### Stated exercise
Copy out every record below, word for word.

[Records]
----
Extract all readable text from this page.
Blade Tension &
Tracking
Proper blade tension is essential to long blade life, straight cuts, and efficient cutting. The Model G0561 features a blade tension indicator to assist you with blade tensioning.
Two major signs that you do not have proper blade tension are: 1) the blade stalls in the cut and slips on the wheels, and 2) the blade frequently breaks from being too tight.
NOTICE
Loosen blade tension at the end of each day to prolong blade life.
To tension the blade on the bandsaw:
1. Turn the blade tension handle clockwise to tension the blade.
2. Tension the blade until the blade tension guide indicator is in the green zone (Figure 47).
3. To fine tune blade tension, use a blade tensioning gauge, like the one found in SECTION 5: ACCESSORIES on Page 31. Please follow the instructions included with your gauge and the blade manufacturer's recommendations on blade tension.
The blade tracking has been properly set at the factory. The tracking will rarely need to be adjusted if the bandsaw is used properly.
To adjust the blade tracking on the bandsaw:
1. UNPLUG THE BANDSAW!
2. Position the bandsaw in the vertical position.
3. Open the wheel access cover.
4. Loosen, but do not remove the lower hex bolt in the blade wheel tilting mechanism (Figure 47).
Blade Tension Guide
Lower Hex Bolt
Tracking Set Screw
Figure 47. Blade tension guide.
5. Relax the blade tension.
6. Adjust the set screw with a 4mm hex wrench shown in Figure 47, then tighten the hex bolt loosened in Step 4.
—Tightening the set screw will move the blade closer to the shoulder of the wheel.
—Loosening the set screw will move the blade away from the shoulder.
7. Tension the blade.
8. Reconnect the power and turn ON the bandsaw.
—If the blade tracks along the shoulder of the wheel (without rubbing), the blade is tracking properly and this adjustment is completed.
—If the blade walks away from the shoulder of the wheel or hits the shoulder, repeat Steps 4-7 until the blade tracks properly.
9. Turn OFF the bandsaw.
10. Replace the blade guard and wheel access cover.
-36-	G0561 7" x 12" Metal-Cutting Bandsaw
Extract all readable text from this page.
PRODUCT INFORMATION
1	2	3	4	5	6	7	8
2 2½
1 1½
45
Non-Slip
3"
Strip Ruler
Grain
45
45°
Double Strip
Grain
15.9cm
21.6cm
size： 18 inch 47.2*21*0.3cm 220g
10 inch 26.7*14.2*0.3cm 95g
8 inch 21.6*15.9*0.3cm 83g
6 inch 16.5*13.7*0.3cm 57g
----
### Written reply
Extract all readable text from this page.
Blade Tension &
Tracking
Proper blade tension is essential to long blade life, straight cuts, and efficient cutting. The Model G0561 features a blade tension indicator to assist you with blade tensioning.
Two major signs that you do not have proper blade tension are: 1) the blade stalls in the cut and slips on the wheels, and 2) the blade frequently breaks from being too tight.
NOTICE
Loosen blade tension at the end of each day to prolong blade life.
To tension the blade on the bandsaw:
1. Turn the blade tension handle clockwise to tension the blade.
2. Tension the blade until the blade tension guide indicator is in the green zone (Figure 47).
3. To fine tune blade tension, use a blade tensioning gauge, like the one found in SECTION 5: ACCESSORIES on Page 31. Please follow the instructions included with your gauge and the blade manufacturer's recommendations on blade tension.
The blade tracking has been properly set at the factory. The tracking will rarely need to be adjusted if the bandsaw is used properly.
To adjust the blade tracking on the bandsaw:
1. UNPLUG THE BANDSAW!
2. Position the bandsaw in the vertical position.
3. Open the wheel access cover.
4. Loosen, but do not remove the lower hex bolt in the blade wheel tilting mechanism (Figure 47).
Blade Tension Guide
Lower Hex Bolt
Tracking Set Screw
Figure 47. Blade tension guide.
5. Relax the blade tension.
6. Adjust the set screw with a 4mm hex wrench shown in Figure 47, then tighten the hex bolt loosened in Step 4.
—Tightening the set screw will move the blade closer to the shoulder of the wheel.
—Loosening the set screw will move the blade away from the shoulder.
7. Tension the blade.
8. Reconnect the power and turn ON the bandsaw.
—If the blade tracks along the shoulder of the wheel (without rubbing), the blade is tracking properly and this adjustment is completed.
—If the blade walks away from the shoulder of the wheel or hits the shoulder, repeat Steps 4-7 until the blade tracks properly.
9. Turn OFF the bandsaw.
10. Replace the blade guard and wheel access cover.
-36-	G0561 7" x 12" Metal-Cutting Bandsaw
Extract all readable text from this page.
PRODUCT INFORMATION
1	2	3	4	5	6	7	8
2 2½
1 1½
45
Non-Slip
3"
Strip Ruler
Grain
45
45°
Double Strip
Grain
15.9cm
21.6cm
size： 18 inch 47.2*21*0.3cm 220g
10 inch 26.7*14.2*0.3cm 95g
8 inch 21.6*15.9*0.3cm 83g
6 inch 16.5*13.7*0.3cm 57g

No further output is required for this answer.